## Exercise
All of the material should be reproduced exactly, with pictures left out.
==============================
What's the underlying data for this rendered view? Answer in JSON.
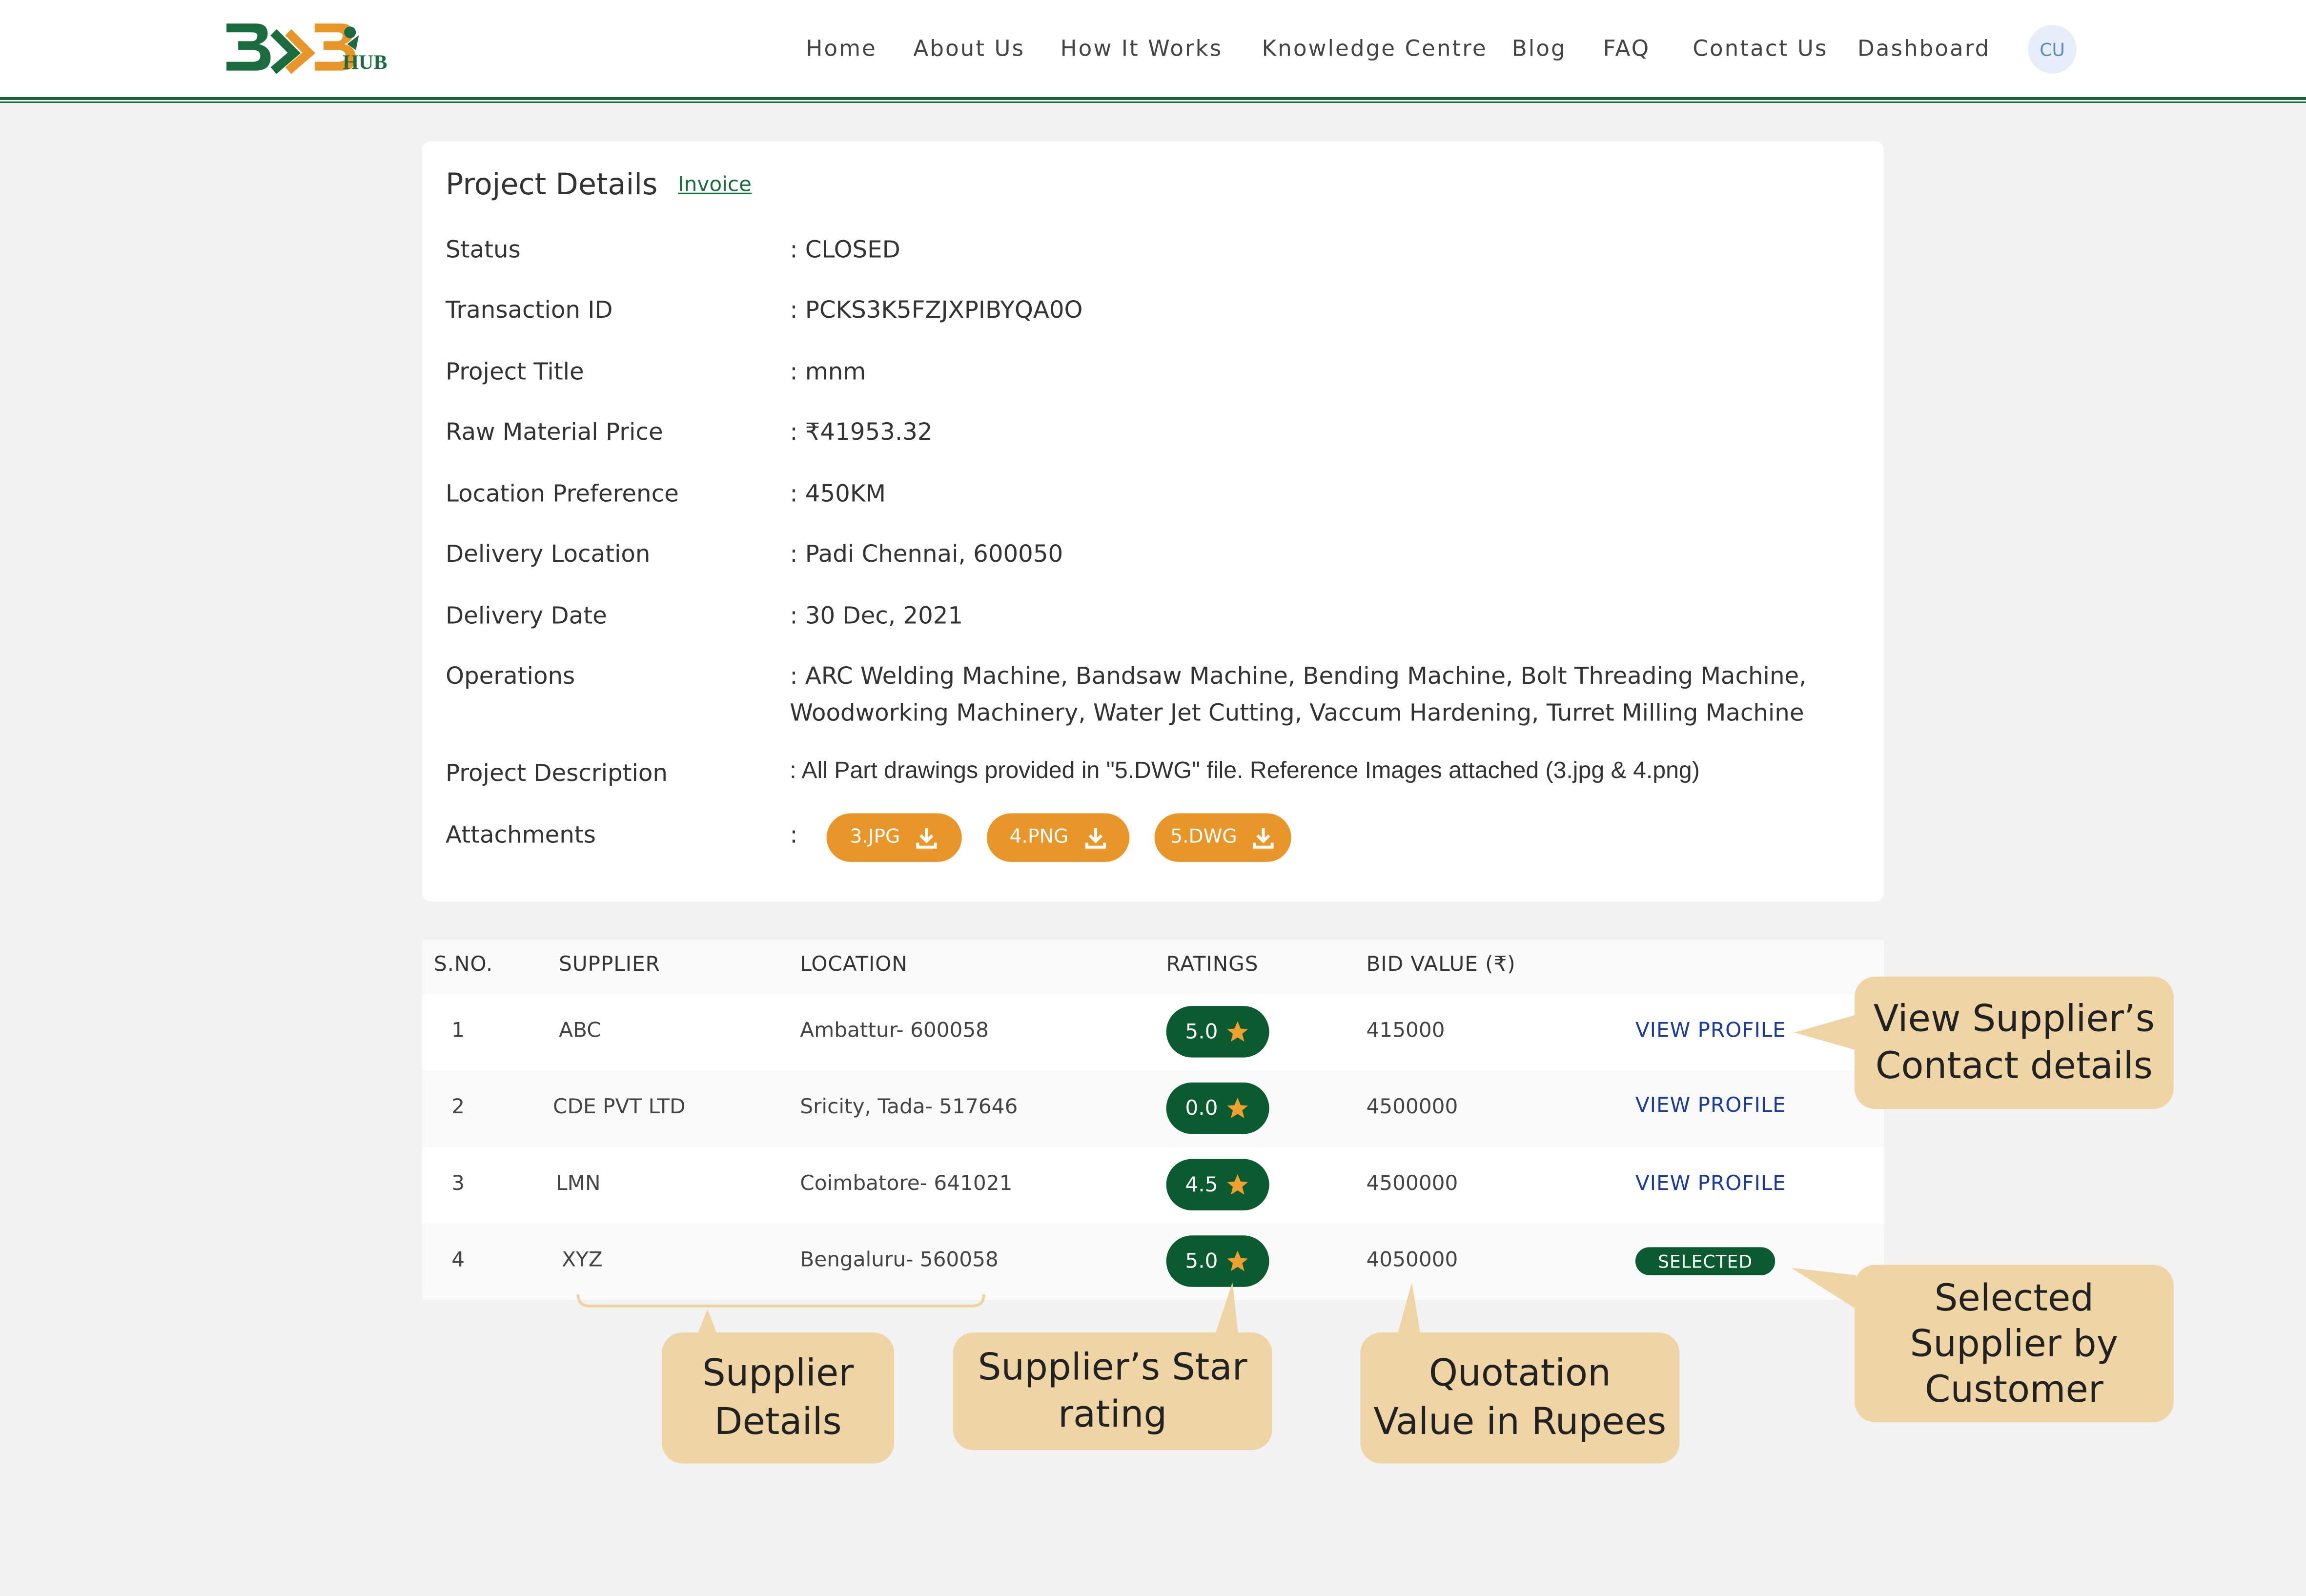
{
  "header": {
    "logo_text": "B2B HUB",
    "nav": [
      "Home",
      "About Us",
      "How It Works",
      "Knowledge Centre",
      "Blog",
      "FAQ",
      "Contact Us",
      "Dashboard"
    ],
    "avatar_initials": "CU"
  },
  "project": {
    "title": "Project Details",
    "invoice_link": "Invoice",
    "fields": [
      {
        "label": "Status",
        "value": ": CLOSED"
      },
      {
        "label": "Transaction ID",
        "value": ": PCKS3K5FZJXPIBYQA0O"
      },
      {
        "label": "Project Title",
        "value": ": mnm"
      },
      {
        "label": "Raw Material Price",
        "value": ": ₹41953.32"
      },
      {
        "label": "Location Preference",
        "value": ": 450KM"
      },
      {
        "label": "Delivery Location",
        "value": ": Padi Chennai, 600050"
      },
      {
        "label": "Delivery Date",
        "value": ": 30 Dec, 2021"
      },
      {
        "label": "Operations",
        "value": ": ARC Welding Machine, Bandsaw Machine, Bending Machine, Bolt Threading Machine,",
        "value_line2": "Woodworking Machinery, Water Jet Cutting, Vaccum Hardening, Turret Milling Machine"
      },
      {
        "label": "Project Description",
        "value": ": All Part drawings provided in \"5.DWG\" file. Reference Images attached (3.jpg & 4.png)"
      },
      {
        "label": "Attachments",
        "value": ":"
      }
    ],
    "attachments": [
      "3.JPG",
      "4.PNG",
      "5.DWG"
    ]
  },
  "table": {
    "headers": [
      "S.NO.",
      "SUPPLIER",
      "LOCATION",
      "RATINGS",
      "BID VALUE (₹)"
    ],
    "rows": [
      {
        "sno": "1",
        "supplier": "ABC",
        "location": "Ambattur- 600058",
        "rating": "5.0",
        "bid": "415000",
        "action": "VIEW PROFILE"
      },
      {
        "sno": "2",
        "supplier": "CDE PVT LTD",
        "location": "Sricity, Tada- 517646",
        "rating": "0.0",
        "bid": "4500000",
        "action": "VIEW PROFILE"
      },
      {
        "sno": "3",
        "supplier": "LMN",
        "location": "Coimbatore- 641021",
        "rating": "4.5",
        "bid": "4500000",
        "action": "VIEW PROFILE"
      },
      {
        "sno": "4",
        "supplier": "XYZ",
        "location": "Bengaluru- 560058",
        "rating": "5.0",
        "bid": "4050000",
        "action": "SELECTED"
      }
    ]
  },
  "callouts": {
    "view_profile": [
      "View Supplier’s",
      "Contact details"
    ],
    "selected": [
      "Selected",
      "Supplier by",
      "Customer"
    ],
    "supplier_details": [
      "Supplier",
      "Details"
    ],
    "star_rating": [
      "Supplier’s Star",
      "rating"
    ],
    "quotation": [
      "Quotation",
      "Value in Rupees"
    ]
  },
  "colors": {
    "brand_green": "#0b5a30",
    "accent_orange": "#e8962a",
    "link_blue": "#1a3a9c",
    "callout_bg": "#efd5a6",
    "page_bg": "#f2f2f2"
  }
}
==============================
## Task response
What's the underlying data for this rendered view? Answer in JSON.
{
  "header": {
    "logo_text": "B2B HUB",
    "nav": [
      "Home",
      "About Us",
      "How It Works",
      "Knowledge Centre",
      "Blog",
      "FAQ",
      "Contact Us",
      "Dashboard"
    ],
    "avatar_initials": "CU"
  },
  "project": {
    "title": "Project Details",
    "invoice_link": "Invoice",
    "fields": [
      {
        "label": "Status",
        "value": ": CLOSED"
      },
      {
        "label": "Transaction ID",
        "value": ": PCKS3K5FZJXPIBYQA0O"
      },
      {
        "label": "Project Title",
        "value": ": mnm"
      },
      {
        "label": "Raw Material Price",
        "value": ": ₹41953.32"
      },
      {
        "label": "Location Preference",
        "value": ": 450KM"
      },
      {
        "label": "Delivery Location",
        "value": ": Padi Chennai, 600050"
      },
      {
        "label": "Delivery Date",
        "value": ": 30 Dec, 2021"
      },
      {
        "label": "Operations",
        "value": ": ARC Welding Machine, Bandsaw Machine, Bending Machine, Bolt Threading Machine,",
        "value_line2": "Woodworking Machinery, Water Jet Cutting, Vaccum Hardening, Turret Milling Machine"
      },
      {
        "label": "Project Description",
        "value": ": All Part drawings provided in \"5.DWG\" file. Reference Images attached (3.jpg & 4.png)"
      },
      {
        "label": "Attachments",
        "value": ":"
      }
    ],
    "attachments": [
      "3.JPG",
      "4.PNG",
      "5.DWG"
    ]
  },
  "table": {
    "headers": [
      "S.NO.",
      "SUPPLIER",
      "LOCATION",
      "RATINGS",
      "BID VALUE (₹)"
    ],
    "rows": [
      {
        "sno": "1",
        "supplier": "ABC",
        "location": "Ambattur- 600058",
        "rating": "5.0",
        "bid": "415000",
        "action": "VIEW PROFILE"
      },
      {
        "sno": "2",
        "supplier": "CDE PVT LTD",
        "location": "Sricity, Tada- 517646",
        "rating": "0.0",
        "bid": "4500000",
        "action": "VIEW PROFILE"
      },
      {
        "sno": "3",
        "supplier": "LMN",
        "location": "Coimbatore- 641021",
        "rating": "4.5",
        "bid": "4500000",
        "action": "VIEW PROFILE"
      },
      {
        "sno": "4",
        "supplier": "XYZ",
        "location": "Bengaluru- 560058",
        "rating": "5.0",
        "bid": "4050000",
        "action": "SELECTED"
      }
    ]
  },
  "callouts": {
    "view_profile": [
      "View Supplier’s",
      "Contact details"
    ],
    "selected": [
      "Selected",
      "Supplier by",
      "Customer"
    ],
    "supplier_details": [
      "Supplier",
      "Details"
    ],
    "star_rating": [
      "Supplier’s Star",
      "rating"
    ],
    "quotation": [
      "Quotation",
      "Value in Rupees"
    ]
  },
  "colors": {
    "brand_green": "#0b5a30",
    "accent_orange": "#e8962a",
    "link_blue": "#1a3a9c",
    "callout_bg": "#efd5a6",
    "page_bg": "#f2f2f2"
  }
}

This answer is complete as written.